**Set problem**
Copy each line in which the string "说明材料" occurs.

**Dataset entries**
___

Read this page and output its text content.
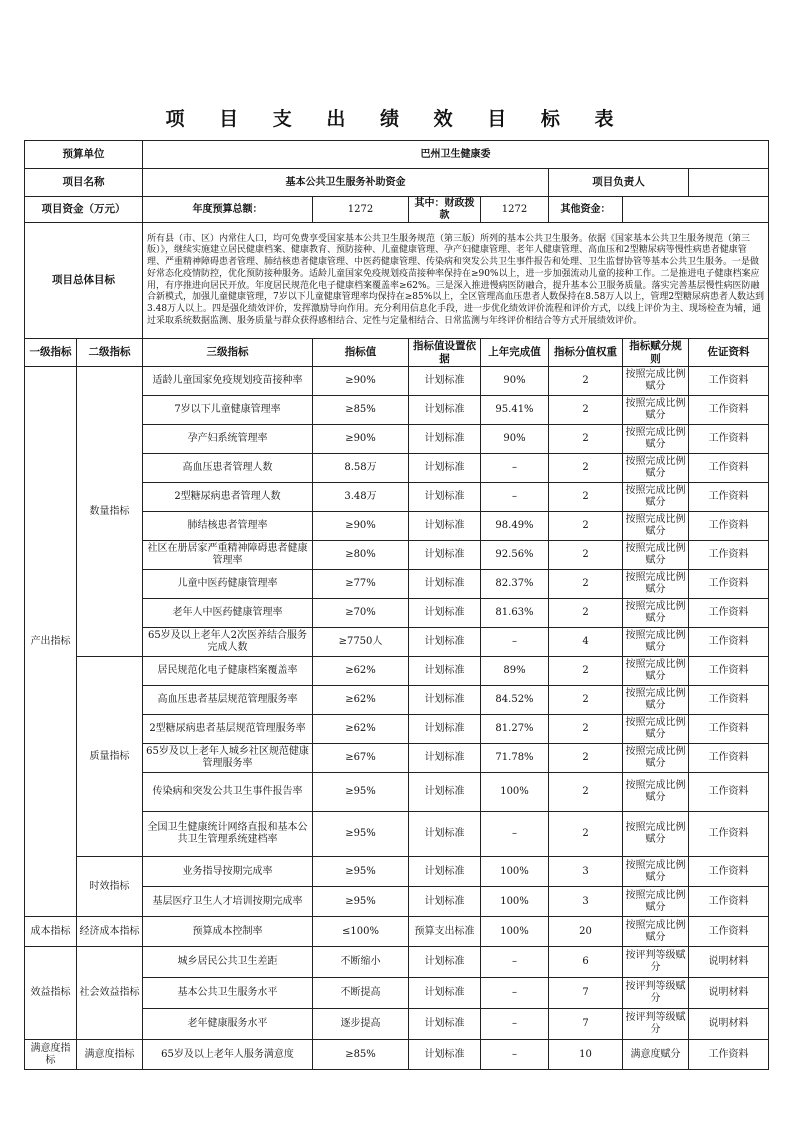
项 目 支 出 绩 效 目 标 表
预算单位		巴州卫生健康委						
项目名称		基本公共卫生服务补助资金				项目负责人		
项目资金（万元）		年度预算总额：	1272	其中：财政拨款	1272	其他资金：		
项目总体目标		所有县（市、区）内常住人口，均可免费享受国家基本公共卫生服务规范（第三版）所列的基本公共卫生服务。依据《国家基本公共卫生服务规范（第三版）》，继续实施建立居民健康档案、健康教育、预防接种、儿童健康管理、孕产妇健康管理、老年人健康管理、高血压和2型糖尿病等慢性病患者健康管理、严重精神障碍患者管理、肺结核患者健康管理、中医药健康管理、传染病和突发公共卫生事件报告和处理、卫生监督协管等基本公共卫生服务。一是做好常态化疫情防控，优化预防接种服务。适龄儿童国家免疫规划疫苗接种率保持在≥90%以上，进一步加强流动儿童的接种工作。二是推进电子健康档案应用，有序推进向居民开放。年度居民规范化电子健康档案覆盖率≥62%。三是深入推进慢病医防融合，提升基本公卫服务质量。落实完善基层慢性病医防融合新模式，加强儿童健康管理，7岁以下儿童健康管理率均保持在≥85%以上，全区管理高血压患者人数保持在8.58万人以上，管理2型糖尿病患者人数达到3.48万人以上。四是强化绩效评价，发挥激励导向作用。充分利用信息化手段，进一步优化绩效评价流程和评价方式，以线上评价为主、现场检查为辅，通过采取系统数据监测、服务质量与群众获得感相结合、定性与定量相结合、日常监测与年终评价相结合等方式开展绩效评价。						
一级指标	二级指标	三级指标	指标值	指标值设置依据	上年完成值	指标分值权重	指标赋分规则	佐证资料
产出指标	数量指标	适龄儿童国家免疫规划疫苗接种率	≥90%	计划标准	90%	2	按照完成比例赋分	工作资料
		7岁以下儿童健康管理率	≥85%	计划标准	95.41%	2	按照完成比例赋分	工作资料
		孕产妇系统管理率	≥90%	计划标准	90%	2	按照完成比例赋分	工作资料
		高血压患者管理人数	8.58万	计划标准	–	2	按照完成比例赋分	工作资料
		2型糖尿病患者管理人数	3.48万	计划标准	–	2	按照完成比例赋分	工作资料
		肺结核患者管理率	≥90%	计划标准	98.49%	2	按照完成比例赋分	工作资料
		社区在册居家严重精神障碍患者健康管理率	≥80%	计划标准	92.56%	2	按照完成比例赋分	工作资料
		儿童中医药健康管理率	≥77%	计划标准	82.37%	2	按照完成比例赋分	工作资料
		老年人中医药健康管理率	≥70%	计划标准	81.63%	2	按照完成比例赋分	工作资料
		65岁及以上老年人2次医养结合服务完成人数	≥7750人	计划标准	–	4	按照完成比例赋分	工作资料
	质量指标	居民规范化电子健康档案覆盖率	≥62%	计划标准	89%	2	按照完成比例赋分	工作资料
		高血压患者基层规范管理服务率	≥62%	计划标准	84.52%	2	按照完成比例赋分	工作资料
		2型糖尿病患者基层规范管理服务率	≥62%	计划标准	81.27%	2	按照完成比例赋分	工作资料
		65岁及以上老年人城乡社区规范健康管理服务率	≥67%	计划标准	71.78%	2	按照完成比例赋分	工作资料
		传染病和突发公共卫生事件报告率	≥95%	计划标准	100%	2	按照完成比例赋分	工作资料
		全国卫生健康统计网络直报和基本公共卫生管理系统建档率	≥95%	计划标准	–	2	按照完成比例赋分	工作资料
	时效指标	业务指导按期完成率	≥95%	计划标准	100%	3	按照完成比例赋分	工作资料
		基层医疗卫生人才培训按期完成率	≥95%	计划标准	100%	3	按照完成比例赋分	工作资料
成本指标	经济成本指标	预算成本控制率	≤100%	预算支出标准	100%	20	按照完成比例赋分	工作资料
效益指标	社会效益指标	城乡居民公共卫生差距	不断缩小	计划标准	–	6	按评判等级赋分	说明材料
		基本公共卫生服务水平	不断提高	计划标准	–	7	按评判等级赋分	说明材料
		老年健康服务水平	逐步提高	计划标准	–	7	按评判等级赋分	说明材料
满意度指标	满意度指标	65岁及以上老年人服务满意度	≥85%	计划标准	–	10	满意度赋分	工作资料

___

**Written response**
效益指标	社会效益指标	城乡居民公共卫生差距	不断缩小	计划标准	–	6	按评判等级赋分	说明材料
		基本公共卫生服务水平	不断提高	计划标准	–	7	按评判等级赋分	说明材料
		老年健康服务水平	逐步提高	计划标准	–	7	按评判等级赋分	说明材料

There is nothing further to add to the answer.